╭──

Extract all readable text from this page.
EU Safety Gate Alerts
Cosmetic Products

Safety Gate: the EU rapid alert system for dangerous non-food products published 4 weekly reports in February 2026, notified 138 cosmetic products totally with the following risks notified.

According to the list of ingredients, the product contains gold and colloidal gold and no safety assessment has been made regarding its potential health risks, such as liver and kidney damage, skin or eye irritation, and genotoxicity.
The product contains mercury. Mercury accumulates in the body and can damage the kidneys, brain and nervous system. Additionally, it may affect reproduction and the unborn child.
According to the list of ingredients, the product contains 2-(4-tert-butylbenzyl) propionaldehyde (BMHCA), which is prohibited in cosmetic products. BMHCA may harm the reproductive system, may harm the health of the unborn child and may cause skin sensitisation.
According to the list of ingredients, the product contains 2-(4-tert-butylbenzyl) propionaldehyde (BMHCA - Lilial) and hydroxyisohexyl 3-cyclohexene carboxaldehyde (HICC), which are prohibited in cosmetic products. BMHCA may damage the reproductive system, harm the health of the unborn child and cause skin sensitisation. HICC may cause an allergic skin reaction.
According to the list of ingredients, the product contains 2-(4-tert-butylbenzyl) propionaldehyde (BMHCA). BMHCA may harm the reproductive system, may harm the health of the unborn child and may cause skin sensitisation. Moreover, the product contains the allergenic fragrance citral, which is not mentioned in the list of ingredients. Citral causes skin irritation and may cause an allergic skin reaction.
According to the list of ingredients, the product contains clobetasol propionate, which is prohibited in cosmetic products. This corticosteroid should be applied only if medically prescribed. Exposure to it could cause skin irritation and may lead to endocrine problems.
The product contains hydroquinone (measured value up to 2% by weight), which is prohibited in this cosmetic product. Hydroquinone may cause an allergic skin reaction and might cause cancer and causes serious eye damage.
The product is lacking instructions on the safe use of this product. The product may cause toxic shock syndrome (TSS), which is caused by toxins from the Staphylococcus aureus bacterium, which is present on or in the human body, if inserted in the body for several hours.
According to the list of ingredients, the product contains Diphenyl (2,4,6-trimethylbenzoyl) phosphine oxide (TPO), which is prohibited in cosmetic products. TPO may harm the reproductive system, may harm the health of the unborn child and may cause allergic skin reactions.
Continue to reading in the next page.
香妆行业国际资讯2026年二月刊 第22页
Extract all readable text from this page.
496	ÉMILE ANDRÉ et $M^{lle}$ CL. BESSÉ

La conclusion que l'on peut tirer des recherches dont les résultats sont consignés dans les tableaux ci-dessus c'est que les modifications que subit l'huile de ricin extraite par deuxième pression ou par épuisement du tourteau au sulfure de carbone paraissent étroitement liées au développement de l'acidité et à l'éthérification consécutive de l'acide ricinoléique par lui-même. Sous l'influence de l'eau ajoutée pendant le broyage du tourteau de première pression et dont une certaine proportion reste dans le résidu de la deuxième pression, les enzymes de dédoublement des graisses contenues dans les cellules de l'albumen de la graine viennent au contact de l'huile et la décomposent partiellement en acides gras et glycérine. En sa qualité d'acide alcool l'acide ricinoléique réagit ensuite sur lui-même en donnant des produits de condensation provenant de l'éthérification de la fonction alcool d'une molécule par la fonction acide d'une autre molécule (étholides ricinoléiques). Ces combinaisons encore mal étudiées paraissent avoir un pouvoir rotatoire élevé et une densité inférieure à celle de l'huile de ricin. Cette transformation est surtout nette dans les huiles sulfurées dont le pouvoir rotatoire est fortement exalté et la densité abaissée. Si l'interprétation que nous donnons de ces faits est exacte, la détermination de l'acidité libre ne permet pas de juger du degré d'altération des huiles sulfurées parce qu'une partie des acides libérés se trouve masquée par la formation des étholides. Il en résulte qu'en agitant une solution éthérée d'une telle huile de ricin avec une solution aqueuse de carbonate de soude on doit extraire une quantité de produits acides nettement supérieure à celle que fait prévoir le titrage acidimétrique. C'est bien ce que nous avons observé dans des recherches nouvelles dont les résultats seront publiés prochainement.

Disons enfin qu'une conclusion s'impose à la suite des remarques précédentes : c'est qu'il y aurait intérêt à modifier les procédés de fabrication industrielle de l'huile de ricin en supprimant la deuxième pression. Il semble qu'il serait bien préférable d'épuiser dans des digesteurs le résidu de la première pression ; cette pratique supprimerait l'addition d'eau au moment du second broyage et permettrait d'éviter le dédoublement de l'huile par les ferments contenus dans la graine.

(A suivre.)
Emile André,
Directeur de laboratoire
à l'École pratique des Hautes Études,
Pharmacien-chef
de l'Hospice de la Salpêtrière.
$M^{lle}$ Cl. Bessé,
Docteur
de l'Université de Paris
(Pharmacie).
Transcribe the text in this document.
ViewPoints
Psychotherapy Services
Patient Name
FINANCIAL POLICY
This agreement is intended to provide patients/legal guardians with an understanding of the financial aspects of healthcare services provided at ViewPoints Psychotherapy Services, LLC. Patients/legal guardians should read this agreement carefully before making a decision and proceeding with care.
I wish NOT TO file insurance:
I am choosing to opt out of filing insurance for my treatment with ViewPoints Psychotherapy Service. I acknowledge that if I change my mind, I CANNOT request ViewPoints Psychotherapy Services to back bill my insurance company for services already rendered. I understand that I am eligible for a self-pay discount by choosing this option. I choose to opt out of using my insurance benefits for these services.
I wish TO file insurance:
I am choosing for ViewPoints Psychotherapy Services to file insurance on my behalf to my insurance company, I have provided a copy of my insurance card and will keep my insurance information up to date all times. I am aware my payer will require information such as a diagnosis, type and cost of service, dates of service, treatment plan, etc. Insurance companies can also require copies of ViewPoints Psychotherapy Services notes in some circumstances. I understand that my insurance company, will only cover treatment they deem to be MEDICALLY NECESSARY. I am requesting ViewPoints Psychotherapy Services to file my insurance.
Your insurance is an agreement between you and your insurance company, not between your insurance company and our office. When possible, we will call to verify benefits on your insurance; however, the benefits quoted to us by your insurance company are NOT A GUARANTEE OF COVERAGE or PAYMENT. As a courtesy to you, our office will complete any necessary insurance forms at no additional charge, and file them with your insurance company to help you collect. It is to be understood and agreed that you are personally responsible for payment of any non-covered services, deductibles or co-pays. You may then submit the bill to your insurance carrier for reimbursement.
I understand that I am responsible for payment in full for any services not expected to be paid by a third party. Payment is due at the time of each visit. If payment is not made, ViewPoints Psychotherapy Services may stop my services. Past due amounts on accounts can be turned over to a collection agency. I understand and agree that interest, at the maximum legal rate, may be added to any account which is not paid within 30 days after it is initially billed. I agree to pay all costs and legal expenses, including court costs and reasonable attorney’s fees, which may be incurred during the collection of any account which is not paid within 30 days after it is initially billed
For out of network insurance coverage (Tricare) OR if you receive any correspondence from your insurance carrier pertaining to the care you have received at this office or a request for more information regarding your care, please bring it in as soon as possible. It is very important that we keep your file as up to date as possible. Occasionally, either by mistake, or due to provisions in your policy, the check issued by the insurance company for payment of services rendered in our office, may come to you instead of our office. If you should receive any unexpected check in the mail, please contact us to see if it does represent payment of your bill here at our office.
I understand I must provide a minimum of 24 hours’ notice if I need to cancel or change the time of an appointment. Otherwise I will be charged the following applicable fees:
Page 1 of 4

╰──

EXERCISE DETAILS
The material above must be output in full. Keep every word as it is.

EXERCISE ANSWER
Extract all readable text from this page.
EU Safety Gate Alerts
Cosmetic Products

Safety Gate: the EU rapid alert system for dangerous non-food products published 4 weekly reports in February 2026, notified 138 cosmetic products totally with the following risks notified.

According to the list of ingredients, the product contains gold and colloidal gold and no safety assessment has been made regarding its potential health risks, such as liver and kidney damage, skin or eye irritation, and genotoxicity.
The product contains mercury. Mercury accumulates in the body and can damage the kidneys, brain and nervous system. Additionally, it may affect reproduction and the unborn child.
According to the list of ingredients, the product contains 2-(4-tert-butylbenzyl) propionaldehyde (BMHCA), which is prohibited in cosmetic products. BMHCA may harm the reproductive system, may harm the health of the unborn child and may cause skin sensitisation.
According to the list of ingredients, the product contains 2-(4-tert-butylbenzyl) propionaldehyde (BMHCA - Lilial) and hydroxyisohexyl 3-cyclohexene carboxaldehyde (HICC), which are prohibited in cosmetic products. BMHCA may damage the reproductive system, harm the health of the unborn child and cause skin sensitisation. HICC may cause an allergic skin reaction.
According to the list of ingredients, the product contains 2-(4-tert-butylbenzyl) propionaldehyde (BMHCA). BMHCA may harm the reproductive system, may harm the health of the unborn child and may cause skin sensitisation. Moreover, the product contains the allergenic fragrance citral, which is not mentioned in the list of ingredients. Citral causes skin irritation and may cause an allergic skin reaction.
According to the list of ingredients, the product contains clobetasol propionate, which is prohibited in cosmetic products. This corticosteroid should be applied only if medically prescribed. Exposure to it could cause skin irritation and may lead to endocrine problems.
The product contains hydroquinone (measured value up to 2% by weight), which is prohibited in this cosmetic product. Hydroquinone may cause an allergic skin reaction and might cause cancer and causes serious eye damage.
The product is lacking instructions on the safe use of this product. The product may cause toxic shock syndrome (TSS), which is caused by toxins from the Staphylococcus aureus bacterium, which is present on or in the human body, if inserted in the body for several hours.
According to the list of ingredients, the product contains Diphenyl (2,4,6-trimethylbenzoyl) phosphine oxide (TPO), which is prohibited in cosmetic products. TPO may harm the reproductive system, may harm the health of the unborn child and may cause allergic skin reactions.
Continue to reading in the next page.
香妆行业国际资讯2026年二月刊 第22页
Extract all readable text from this page.
496	ÉMILE ANDRÉ et $M^{lle}$ CL. BESSÉ

La conclusion que l'on peut tirer des recherches dont les résultats sont consignés dans les tableaux ci-dessus c'est que les modifications que subit l'huile de ricin extraite par deuxième pression ou par épuisement du tourteau au sulfure de carbone paraissent étroitement liées au développement de l'acidité et à l'éthérification consécutive de l'acide ricinoléique par lui-même. Sous l'influence de l'eau ajoutée pendant le broyage du tourteau de première pression et dont une certaine proportion reste dans le résidu de la deuxième pression, les enzymes de dédoublement des graisses contenues dans les cellules de l'albumen de la graine viennent au contact de l'huile et la décomposent partiellement en acides gras et glycérine. En sa qualité d'acide alcool l'acide ricinoléique réagit ensuite sur lui-même en donnant des produits de condensation provenant de l'éthérification de la fonction alcool d'une molécule par la fonction acide d'une autre molécule (étholides ricinoléiques). Ces combinaisons encore mal étudiées paraissent avoir un pouvoir rotatoire élevé et une densité inférieure à celle de l'huile de ricin. Cette transformation est surtout nette dans les huiles sulfurées dont le pouvoir rotatoire est fortement exalté et la densité abaissée. Si l'interprétation que nous donnons de ces faits est exacte, la détermination de l'acidité libre ne permet pas de juger du degré d'altération des huiles sulfurées parce qu'une partie des acides libérés se trouve masquée par la formation des étholides. Il en résulte qu'en agitant une solution éthérée d'une telle huile de ricin avec une solution aqueuse de carbonate de soude on doit extraire une quantité de produits acides nettement supérieure à celle que fait prévoir le titrage acidimétrique. C'est bien ce que nous avons observé dans des recherches nouvelles dont les résultats seront publiés prochainement.

Disons enfin qu'une conclusion s'impose à la suite des remarques précédentes : c'est qu'il y aurait intérêt à modifier les procédés de fabrication industrielle de l'huile de ricin en supprimant la deuxième pression. Il semble qu'il serait bien préférable d'épuiser dans des digesteurs le résidu de la première pression ; cette pratique supprimerait l'addition d'eau au moment du second broyage et permettrait d'éviter le dédoublement de l'huile par les ferments contenus dans la graine.

(A suivre.)
Emile André,
Directeur de laboratoire
à l'École pratique des Hautes Études,
Pharmacien-chef
de l'Hospice de la Salpêtrière.
$M^{lle}$ Cl. Bessé,
Docteur
de l'Université de Paris
(Pharmacie).
Transcribe the text in this document.
ViewPoints
Psychotherapy Services
Patient Name
FINANCIAL POLICY
This agreement is intended to provide patients/legal guardians with an understanding of the financial aspects of healthcare services provided at ViewPoints Psychotherapy Services, LLC. Patients/legal guardians should read this agreement carefully before making a decision and proceeding with care.
I wish NOT TO file insurance:
I am choosing to opt out of filing insurance for my treatment with ViewPoints Psychotherapy Service. I acknowledge that if I change my mind, I CANNOT request ViewPoints Psychotherapy Services to back bill my insurance company for services already rendered. I understand that I am eligible for a self-pay discount by choosing this option. I choose to opt out of using my insurance benefits for these services.
I wish TO file insurance:
I am choosing for ViewPoints Psychotherapy Services to file insurance on my behalf to my insurance company, I have provided a copy of my insurance card and will keep my insurance information up to date all times. I am aware my payer will require information such as a diagnosis, type and cost of service, dates of service, treatment plan, etc. Insurance companies can also require copies of ViewPoints Psychotherapy Services notes in some circumstances. I understand that my insurance company, will only cover treatment they deem to be MEDICALLY NECESSARY. I am requesting ViewPoints Psychotherapy Services to file my insurance.
Your insurance is an agreement between you and your insurance company, not between your insurance company and our office. When possible, we will call to verify benefits on your insurance; however, the benefits quoted to us by your insurance company are NOT A GUARANTEE OF COVERAGE or PAYMENT. As a courtesy to you, our office will complete any necessary insurance forms at no additional charge, and file them with your insurance company to help you collect. It is to be understood and agreed that you are personally responsible for payment of any non-covered services, deductibles or co-pays. You may then submit the bill to your insurance carrier for reimbursement.
I understand that I am responsible for payment in full for any services not expected to be paid by a third party. Payment is due at the time of each visit. If payment is not made, ViewPoints Psychotherapy Services may stop my services. Past due amounts on accounts can be turned over to a collection agency. I understand and agree that interest, at the maximum legal rate, may be added to any account which is not paid within 30 days after it is initially billed. I agree to pay all costs and legal expenses, including court costs and reasonable attorney’s fees, which may be incurred during the collection of any account which is not paid within 30 days after it is initially billed
For out of network insurance coverage (Tricare) OR if you receive any correspondence from your insurance carrier pertaining to the care you have received at this office or a request for more information regarding your care, please bring it in as soon as possible. It is very important that we keep your file as up to date as possible. Occasionally, either by mistake, or due to provisions in your policy, the check issued by the insurance company for payment of services rendered in our office, may come to you instead of our office. If you should receive any unexpected check in the mail, please contact us to see if it does represent payment of your bill here at our office.
I understand I must provide a minimum of 24 hours’ notice if I need to cancel or change the time of an appointment. Otherwise I will be charged the following applicable fees:
Page 1 of 4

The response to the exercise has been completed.